## Data lines
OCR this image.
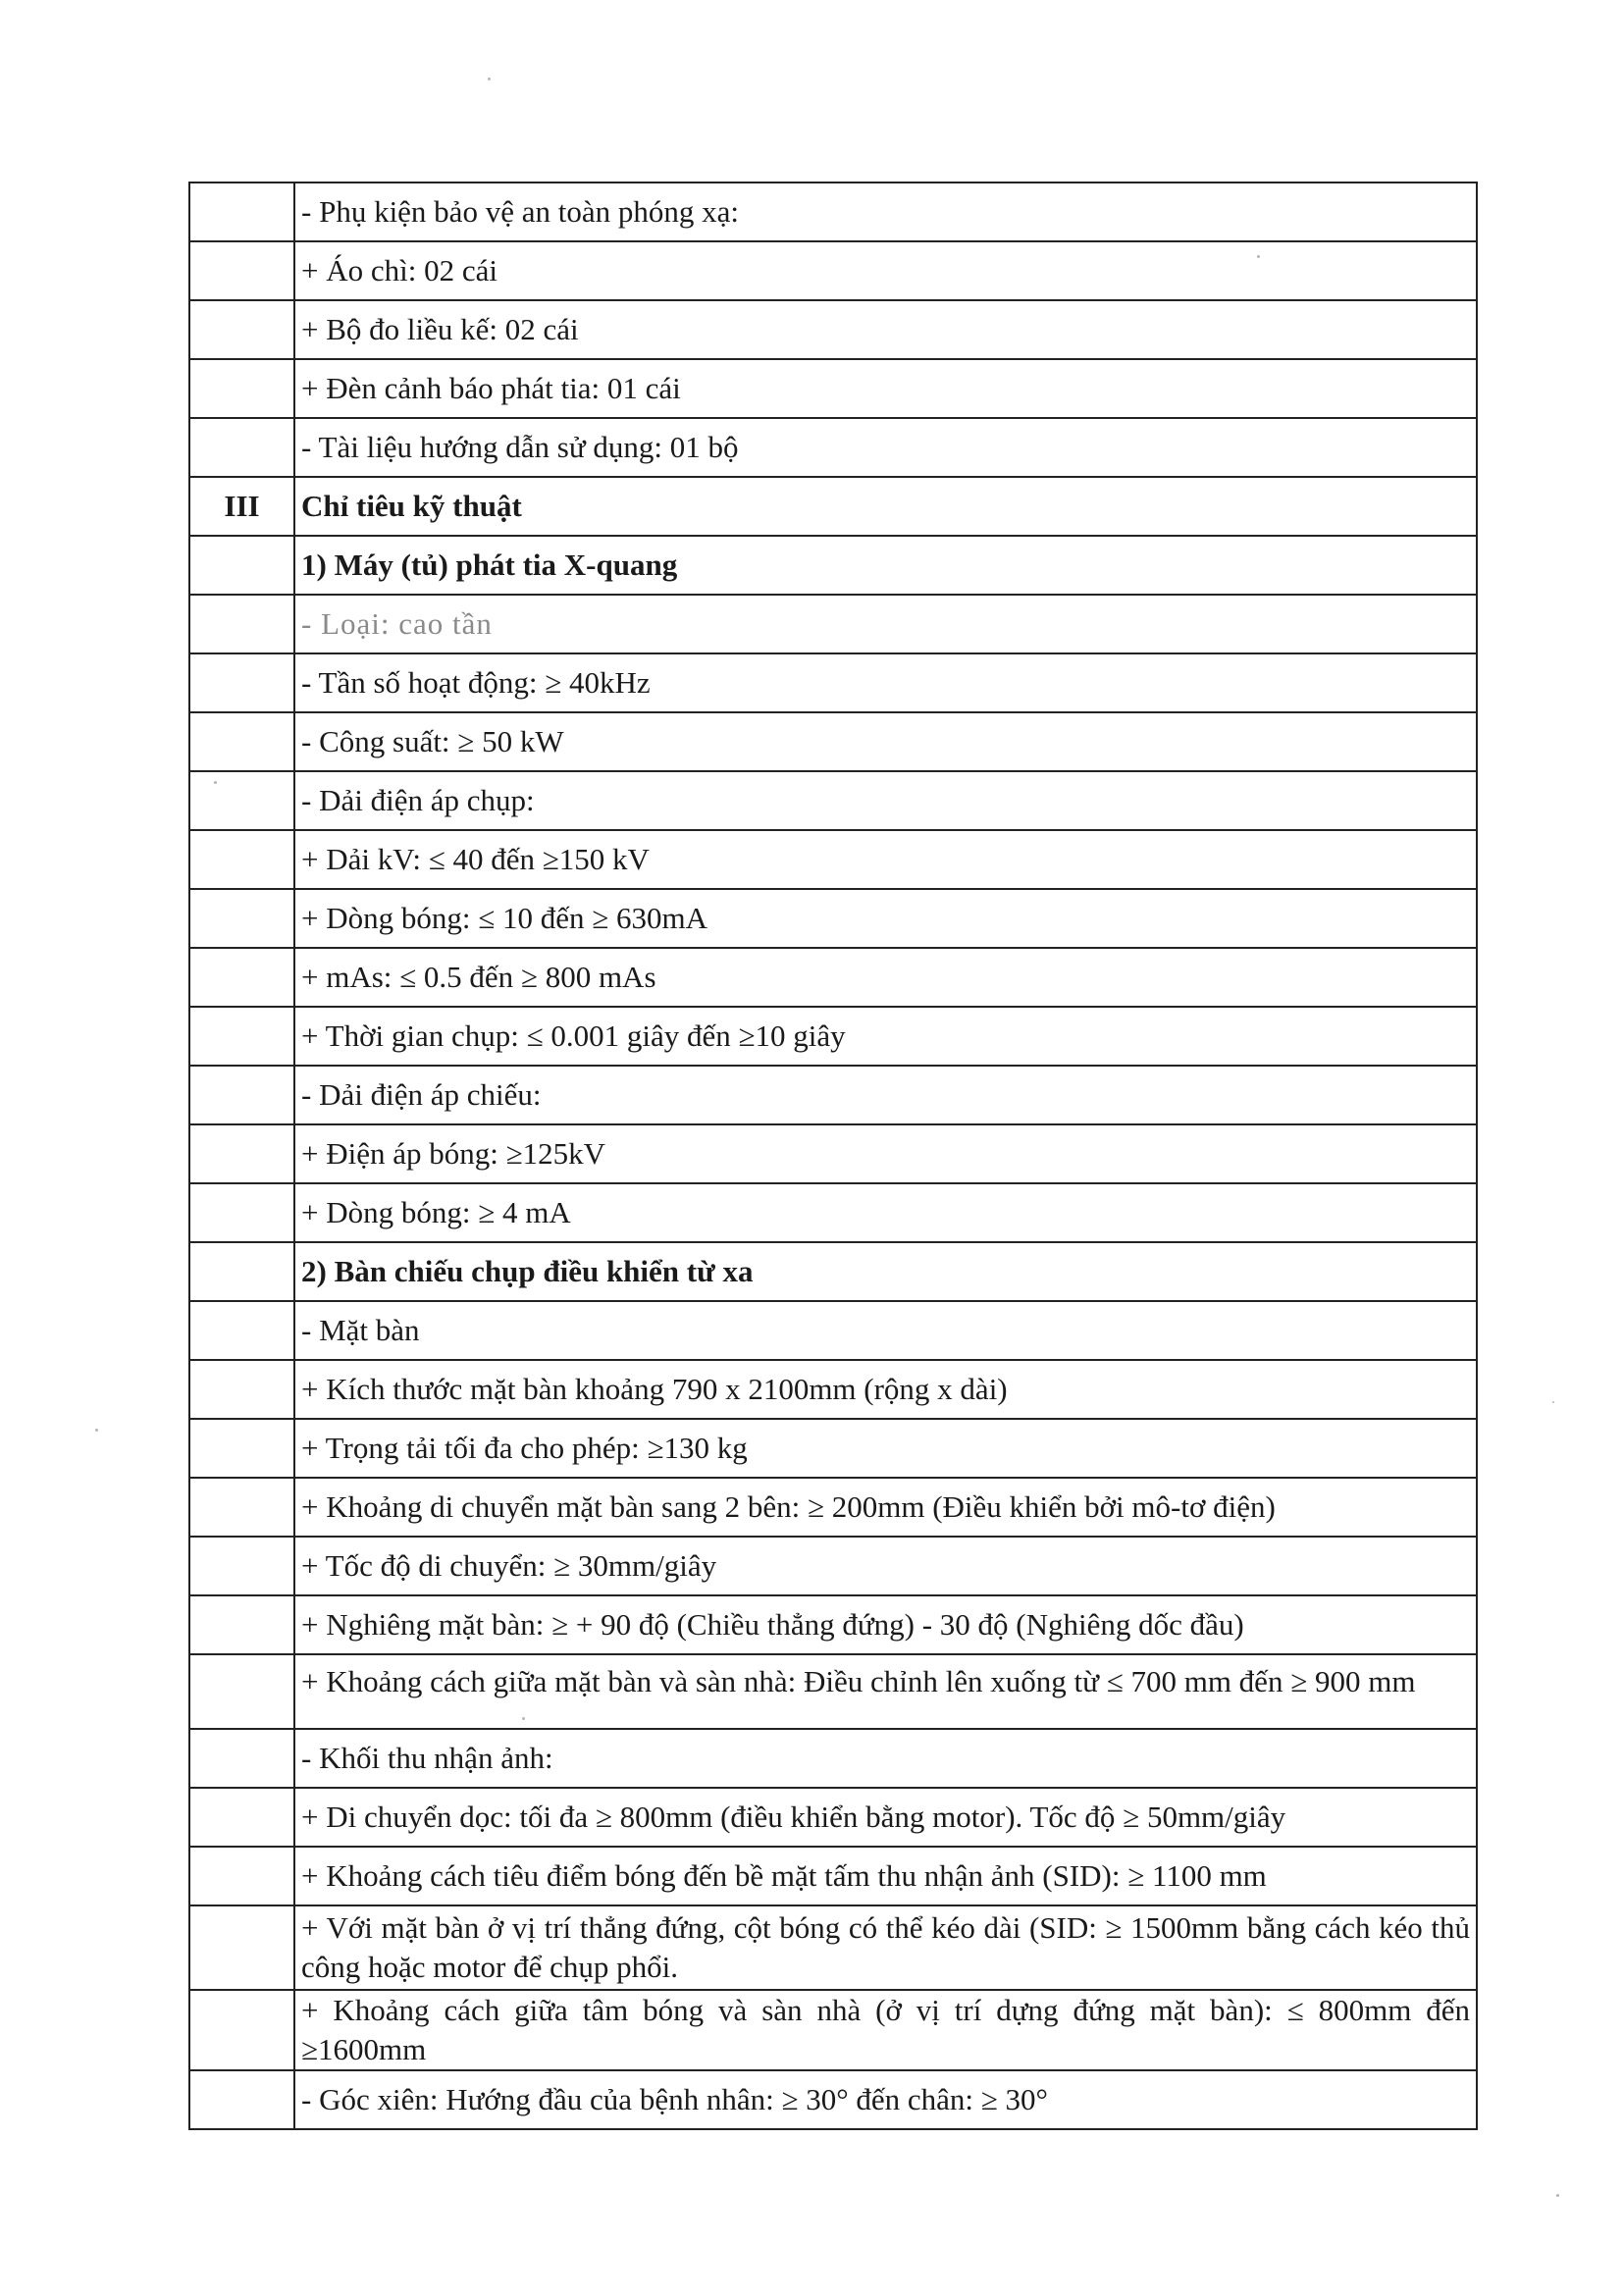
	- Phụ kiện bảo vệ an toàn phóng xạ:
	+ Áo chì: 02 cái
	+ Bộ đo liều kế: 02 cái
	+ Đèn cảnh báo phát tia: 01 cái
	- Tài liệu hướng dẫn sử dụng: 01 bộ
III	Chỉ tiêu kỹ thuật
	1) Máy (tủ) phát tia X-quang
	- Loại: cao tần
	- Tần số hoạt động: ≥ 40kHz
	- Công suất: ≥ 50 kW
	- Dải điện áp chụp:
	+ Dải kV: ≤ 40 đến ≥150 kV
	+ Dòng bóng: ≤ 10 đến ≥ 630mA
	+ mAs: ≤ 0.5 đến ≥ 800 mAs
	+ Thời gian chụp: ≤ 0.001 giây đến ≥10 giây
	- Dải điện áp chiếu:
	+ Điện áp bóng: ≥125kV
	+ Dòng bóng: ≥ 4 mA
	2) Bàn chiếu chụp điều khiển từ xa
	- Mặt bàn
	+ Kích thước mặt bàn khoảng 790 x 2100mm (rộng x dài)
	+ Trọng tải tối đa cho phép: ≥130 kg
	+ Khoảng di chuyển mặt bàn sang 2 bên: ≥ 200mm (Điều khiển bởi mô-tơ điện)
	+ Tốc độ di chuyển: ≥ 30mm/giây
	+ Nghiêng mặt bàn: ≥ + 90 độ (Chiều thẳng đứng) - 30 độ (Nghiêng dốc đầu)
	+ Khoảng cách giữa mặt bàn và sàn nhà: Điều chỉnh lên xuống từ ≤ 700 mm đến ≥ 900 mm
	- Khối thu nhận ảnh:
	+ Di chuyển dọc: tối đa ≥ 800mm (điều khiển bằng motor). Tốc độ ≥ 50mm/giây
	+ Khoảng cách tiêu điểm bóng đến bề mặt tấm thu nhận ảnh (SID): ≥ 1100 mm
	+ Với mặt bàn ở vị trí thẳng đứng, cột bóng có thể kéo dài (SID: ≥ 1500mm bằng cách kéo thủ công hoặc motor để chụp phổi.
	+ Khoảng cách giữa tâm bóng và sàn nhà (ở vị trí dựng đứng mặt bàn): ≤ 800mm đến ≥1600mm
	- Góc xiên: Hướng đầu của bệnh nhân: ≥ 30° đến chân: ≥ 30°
* * *
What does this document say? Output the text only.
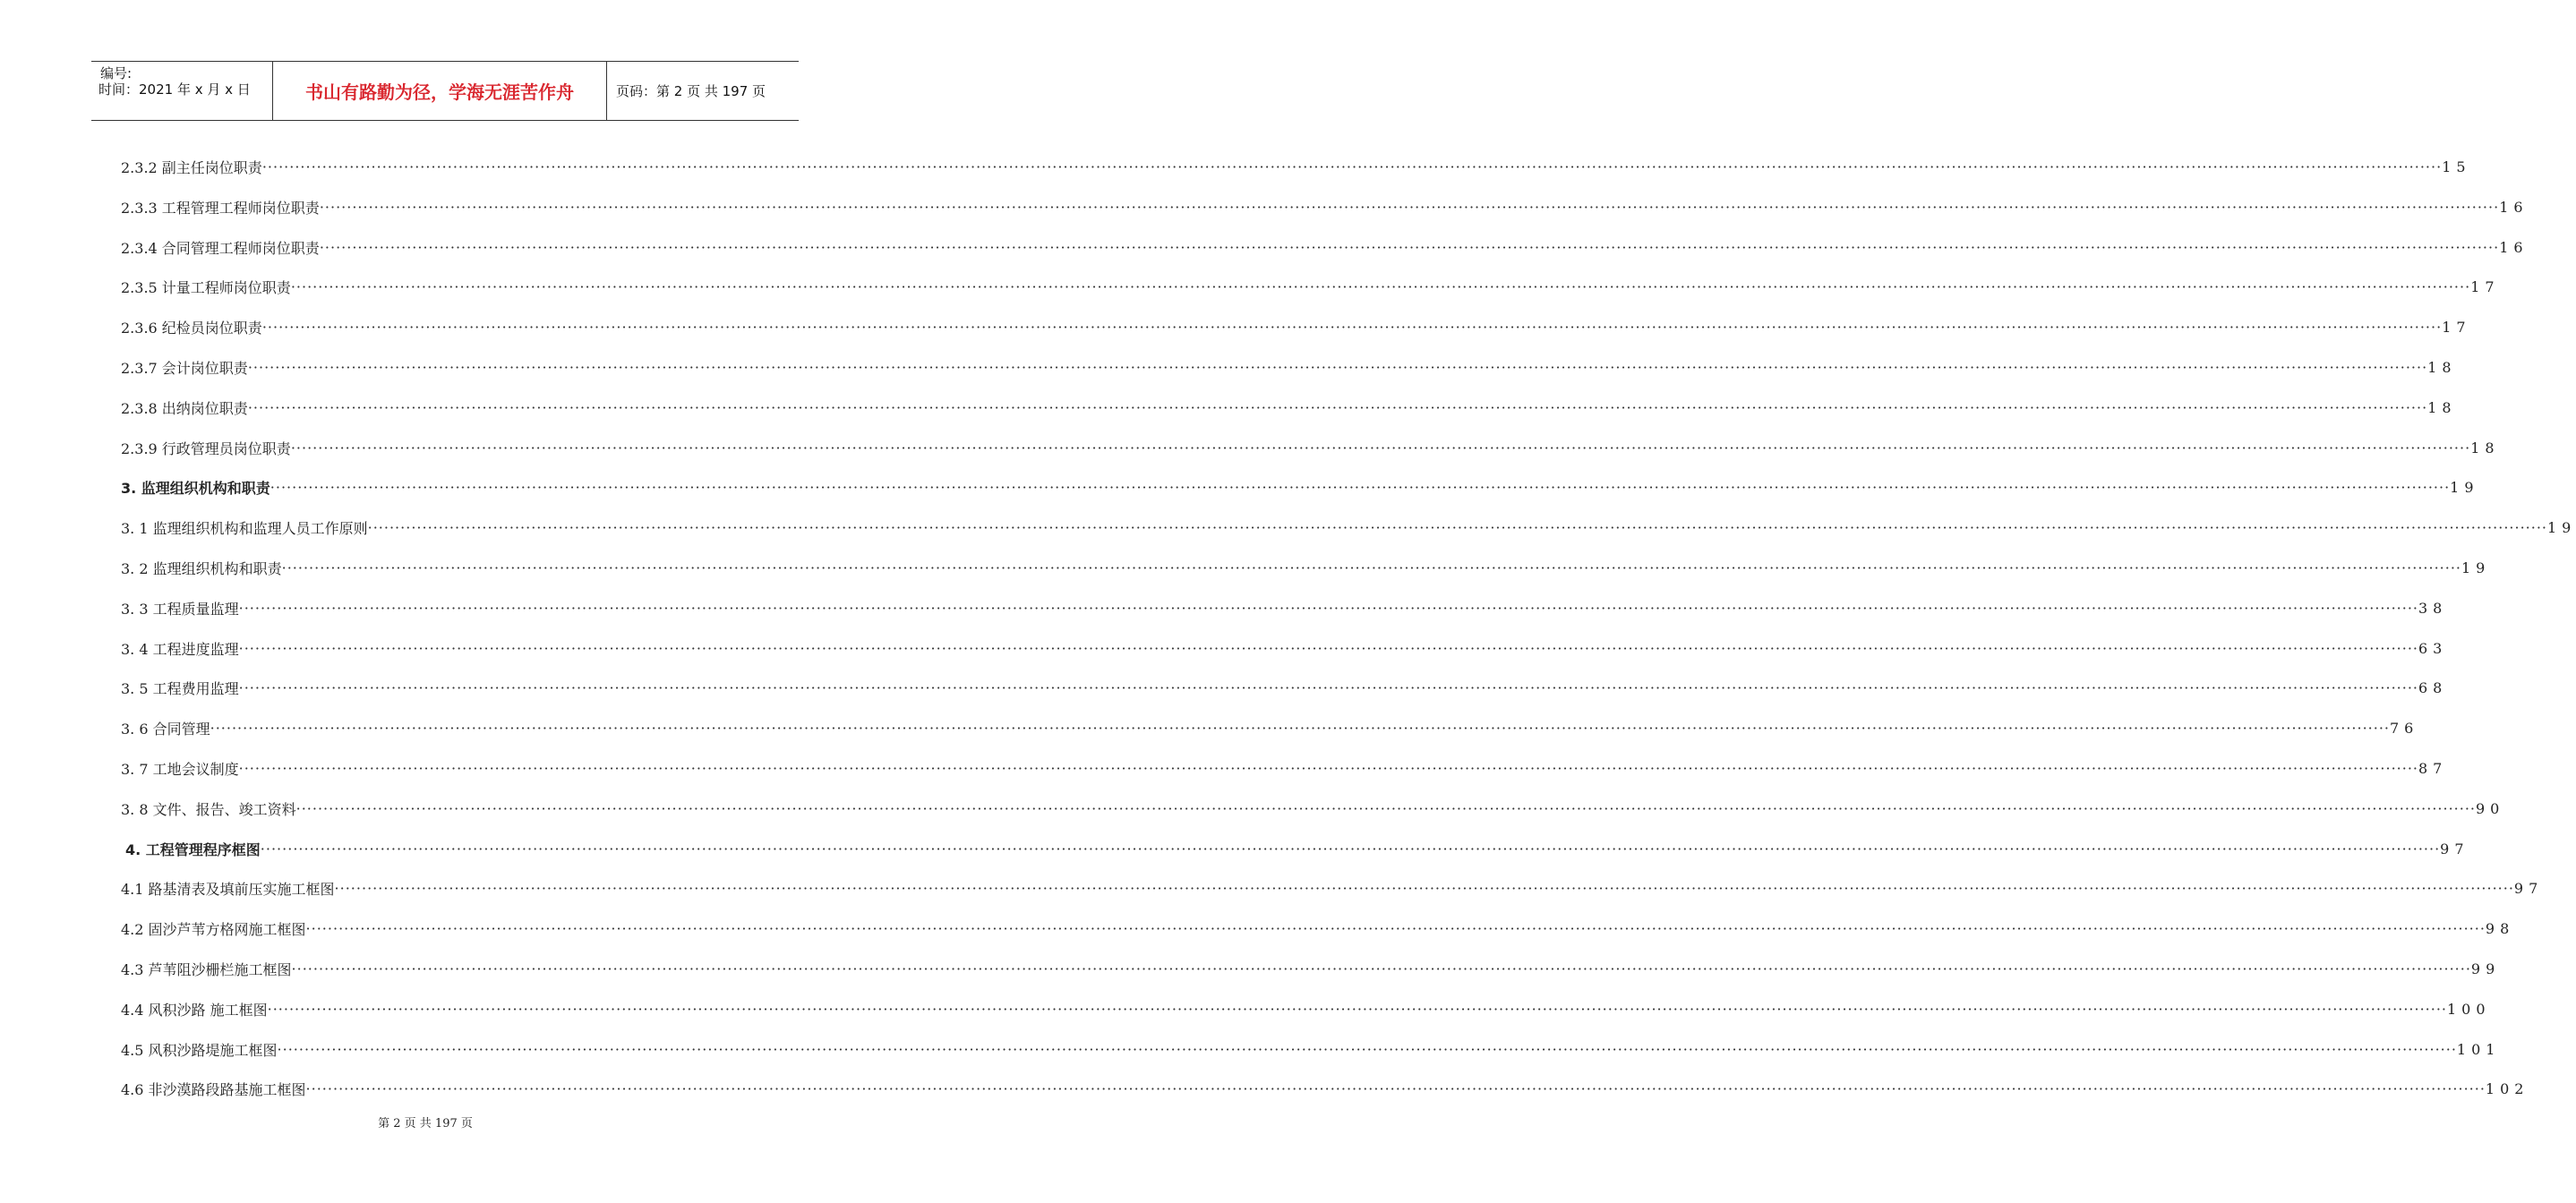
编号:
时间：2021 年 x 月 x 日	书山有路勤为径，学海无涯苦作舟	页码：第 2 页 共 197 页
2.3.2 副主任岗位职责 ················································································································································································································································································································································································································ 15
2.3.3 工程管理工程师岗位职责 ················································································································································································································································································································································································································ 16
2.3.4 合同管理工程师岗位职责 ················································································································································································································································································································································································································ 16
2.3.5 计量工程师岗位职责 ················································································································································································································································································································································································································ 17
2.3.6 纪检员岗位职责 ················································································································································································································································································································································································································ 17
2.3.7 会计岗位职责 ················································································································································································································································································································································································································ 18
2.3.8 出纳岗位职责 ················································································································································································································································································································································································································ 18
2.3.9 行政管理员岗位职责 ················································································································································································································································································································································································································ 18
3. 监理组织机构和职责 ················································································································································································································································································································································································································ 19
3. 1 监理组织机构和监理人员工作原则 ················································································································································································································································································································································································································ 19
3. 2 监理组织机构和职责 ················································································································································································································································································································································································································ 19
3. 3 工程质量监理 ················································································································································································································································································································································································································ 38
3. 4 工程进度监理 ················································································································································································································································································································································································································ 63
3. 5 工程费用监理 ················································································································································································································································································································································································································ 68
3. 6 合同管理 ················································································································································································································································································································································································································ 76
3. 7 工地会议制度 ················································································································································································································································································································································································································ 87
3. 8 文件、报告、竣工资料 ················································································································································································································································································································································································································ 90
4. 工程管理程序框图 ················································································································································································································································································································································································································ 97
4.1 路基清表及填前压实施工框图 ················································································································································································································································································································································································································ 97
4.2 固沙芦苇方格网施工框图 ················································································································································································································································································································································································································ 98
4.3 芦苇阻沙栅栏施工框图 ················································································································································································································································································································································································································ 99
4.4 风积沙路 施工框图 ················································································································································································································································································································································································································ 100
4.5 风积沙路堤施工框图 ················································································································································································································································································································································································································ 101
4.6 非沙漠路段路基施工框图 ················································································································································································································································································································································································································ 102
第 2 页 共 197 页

## Goal
Check each line above for the word "motor" and copy the ones that have it.

## The output
	+ Di chuyển dọc: tối đa ≥ 800mm (điều khiển bằng motor). Tốc độ ≥ 50mm/giây
	+ Với mặt bàn ở vị trí thẳng đứng, cột bóng có thể kéo dài (SID: ≥ 1500mm bằng cách kéo thủ công hoặc motor để chụp phổi.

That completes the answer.